═════ RECORDS PROVIDED
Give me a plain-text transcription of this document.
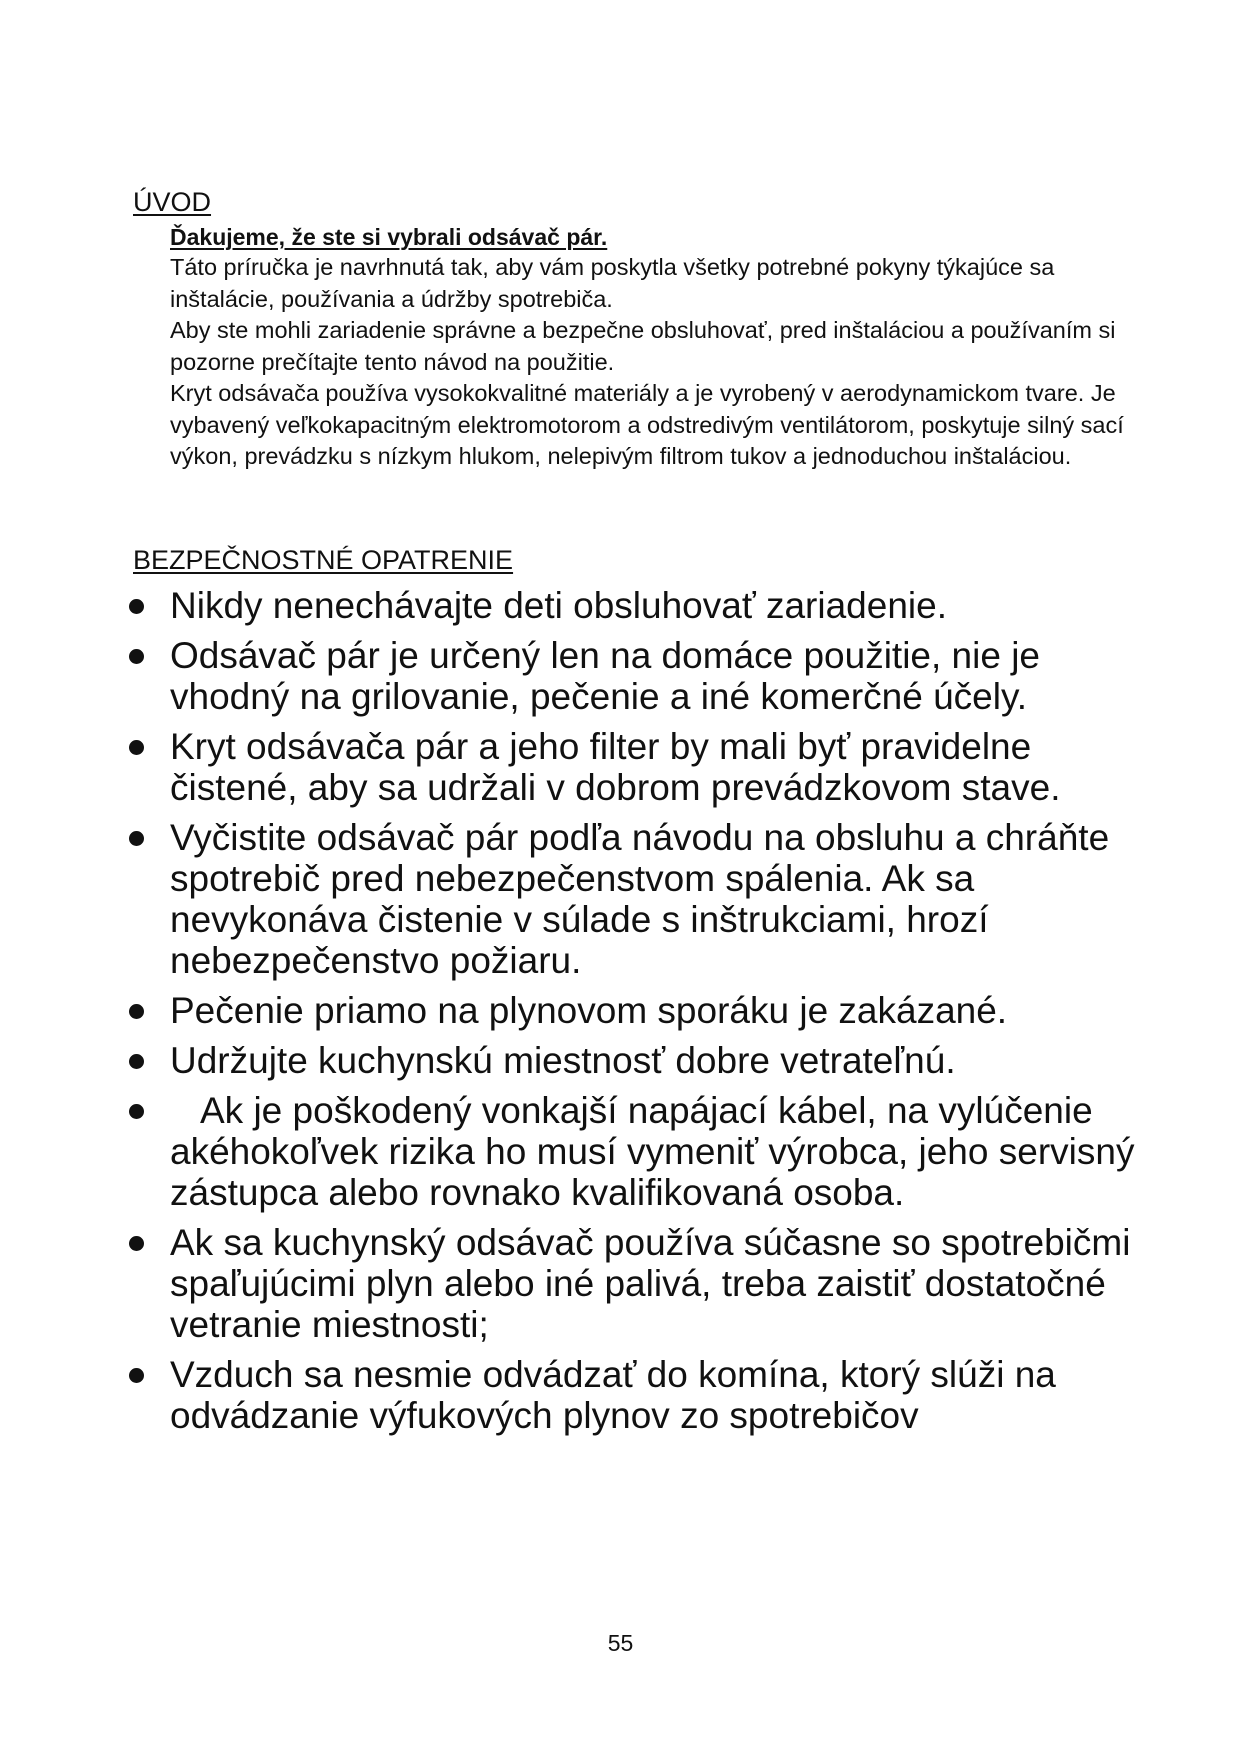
ÚVOD

Ďakujeme, že ste si vybrali odsávač pár.

Táto príručka je navrhnutá tak, aby vám poskytla všetky potrebné pokyny týkajúce sa inštalácie, používania a údržby spotrebiča.

Aby ste mohli zariadenie správne a bezpečne obsluhovať, pred inštaláciou a používaním si pozorne prečítajte tento návod na použitie.

Kryt odsávača používa vysokokvalitné materiály a je vyrobený v aerodynamickom tvare. Je vybavený veľkokapacitným elektromotorom a odstredivým ventilátorom, poskytuje silný sací výkon, prevádzku s nízkym hlukom, nelepivým filtrom tukov a jednoduchou inštaláciou.

BEZPEČNOSTNÉ OPATRENIE
Nikdy nenechávajte deti obsluhovať zariadenie.
Odsávač pár je určený len na domáce použitie, nie je vhodný na grilovanie, pečenie a iné komerčné účely.
Kryt odsávača pár a jeho filter by mali byť pravidelne čistené, aby sa udržali v dobrom prevádzkovom stave.
Vyčistite odsávač pár podľa návodu na obsluhu a chráňte spotrebič pred nebezpečenstvom spálenia. Ak sa nevykonáva čistenie v súlade s inštrukciami, hrozí nebezpečenstvo požiaru.
Pečenie priamo na plynovom sporáku je zakázané.
Udržujte kuchynskú miestnosť dobre vetrateľnú.
Ak je poškodený vonkajší napájací kábel, na vylúčenie akéhokoľvek rizika ho musí vymeniť výrobca, jeho servisný zástupca alebo rovnako kvalifikovaná osoba.
Ak sa kuchynský odsávač používa súčasne so spotrebičmi spaľujúcimi plyn alebo iné palivá, treba zaistiť dostatočné vetranie miestnosti;
Vzduch sa nesmie odvádzať do komína, ktorý slúži na odvádzanie výfukových plynov zo spotrebičov
55
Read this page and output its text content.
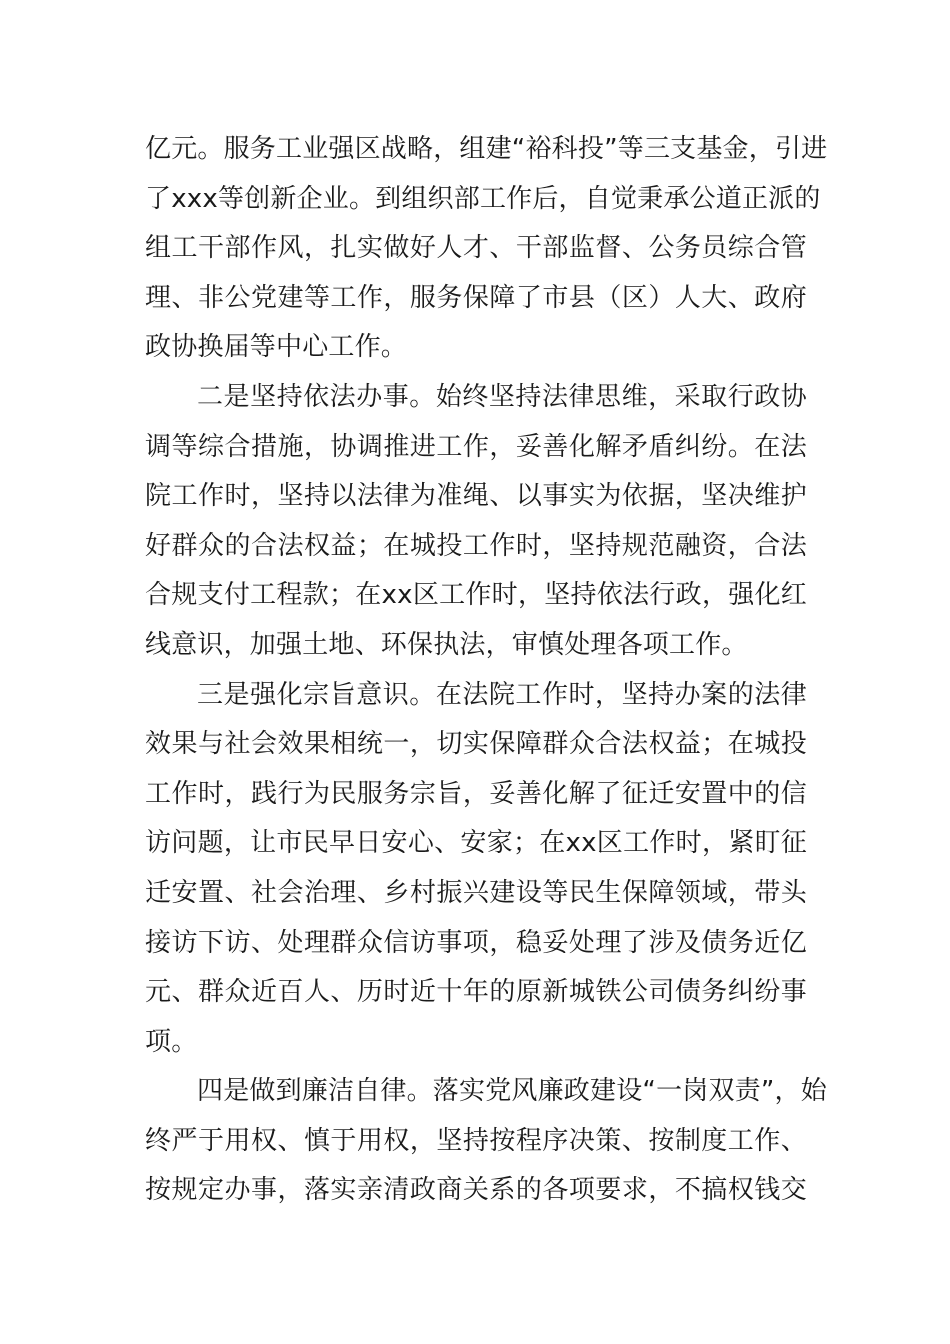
亿元。服务工业强区战略，组建“裕科投”等三支基金，引进
了xxx等创新企业。到组织部工作后，自觉秉承公道正派的
组工干部作风，扎实做好人才、干部监督、公务员综合管
理、非公党建等工作，服务保障了市县（区）人大、政府
政协换届等中心工作。
二是坚持依法办事。始终坚持法律思维，采取行政协
调等综合措施，协调推进工作，妥善化解矛盾纠纷。在法
院工作时，坚持以法律为准绳、以事实为依据，坚决维护
好群众的合法权益；在城投工作时，坚持规范融资，合法
合规支付工程款；在xx区工作时，坚持依法行政，强化红
线意识，加强土地、环保执法，审慎处理各项工作。
三是强化宗旨意识。在法院工作时，坚持办案的法律
效果与社会效果相统一，切实保障群众合法权益；在城投
工作时，践行为民服务宗旨，妥善化解了征迁安置中的信
访问题，让市民早日安心、安家；在xx区工作时，紧盯征
迁安置、社会治理、乡村振兴建设等民生保障领域，带头
接访下访、处理群众信访事项，稳妥处理了涉及债务近亿
元、群众近百人、历时近十年的原新城铁公司债务纠纷事
项。
四是做到廉洁自律。落实党风廉政建设“一岗双责”，始
终严于用权、慎于用权，坚持按程序决策、按制度工作、
按规定办事，落实亲清政商关系的各项要求，不搞权钱交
══════════
### TASK DIRECTIONS:
Pictures are not part of the copy; output everything else in the records exactly.

### EXERCISE SOLUTION:
Give me a plain-text transcription of this document.
ÚVOD

Ďakujeme, že ste si vybrali odsávač pár.

Táto príručka je navrhnutá tak, aby vám poskytla všetky potrebné pokyny týkajúce sa inštalácie, používania a údržby spotrebiča.

Aby ste mohli zariadenie správne a bezpečne obsluhovať, pred inštaláciou a používaním si pozorne prečítajte tento návod na použitie.

Kryt odsávača používa vysokokvalitné materiály a je vyrobený v aerodynamickom tvare. Je vybavený veľkokapacitným elektromotorom a odstredivým ventilátorom, poskytuje silný sací výkon, prevádzku s nízkym hlukom, nelepivým filtrom tukov a jednoduchou inštaláciou.

BEZPEČNOSTNÉ OPATRENIE
Nikdy nenechávajte deti obsluhovať zariadenie.
Odsávač pár je určený len na domáce použitie, nie je vhodný na grilovanie, pečenie a iné komerčné účely.
Kryt odsávača pár a jeho filter by mali byť pravidelne čistené, aby sa udržali v dobrom prevádzkovom stave.
Vyčistite odsávač pár podľa návodu na obsluhu a chráňte spotrebič pred nebezpečenstvom spálenia. Ak sa nevykonáva čistenie v súlade s inštrukciami, hrozí nebezpečenstvo požiaru.
Pečenie priamo na plynovom sporáku je zakázané.
Udržujte kuchynskú miestnosť dobre vetrateľnú.
Ak je poškodený vonkajší napájací kábel, na vylúčenie akéhokoľvek rizika ho musí vymeniť výrobca, jeho servisný zástupca alebo rovnako kvalifikovaná osoba.
Ak sa kuchynský odsávač používa súčasne so spotrebičmi spaľujúcimi plyn alebo iné palivá, treba zaistiť dostatočné vetranie miestnosti;
Vzduch sa nesmie odvádzať do komína, ktorý slúži na odvádzanie výfukových plynov zo spotrebičov
55
Read this page and output its text content.
亿元。服务工业强区战略，组建“裕科投”等三支基金，引进
了xxx等创新企业。到组织部工作后，自觉秉承公道正派的
组工干部作风，扎实做好人才、干部监督、公务员综合管
理、非公党建等工作，服务保障了市县（区）人大、政府
政协换届等中心工作。
二是坚持依法办事。始终坚持法律思维，采取行政协
调等综合措施，协调推进工作，妥善化解矛盾纠纷。在法
院工作时，坚持以法律为准绳、以事实为依据，坚决维护
好群众的合法权益；在城投工作时，坚持规范融资，合法
合规支付工程款；在xx区工作时，坚持依法行政，强化红
线意识，加强土地、环保执法，审慎处理各项工作。
三是强化宗旨意识。在法院工作时，坚持办案的法律
效果与社会效果相统一，切实保障群众合法权益；在城投
工作时，践行为民服务宗旨，妥善化解了征迁安置中的信
访问题，让市民早日安心、安家；在xx区工作时，紧盯征
迁安置、社会治理、乡村振兴建设等民生保障领域，带头
接访下访、处理群众信访事项，稳妥处理了涉及债务近亿
元、群众近百人、历时近十年的原新城铁公司债务纠纷事
项。
四是做到廉洁自律。落实党风廉政建设“一岗双责”，始
终严于用权、慎于用权，坚持按程序决策、按制度工作、
按规定办事，落实亲清政商关系的各项要求，不搞权钱交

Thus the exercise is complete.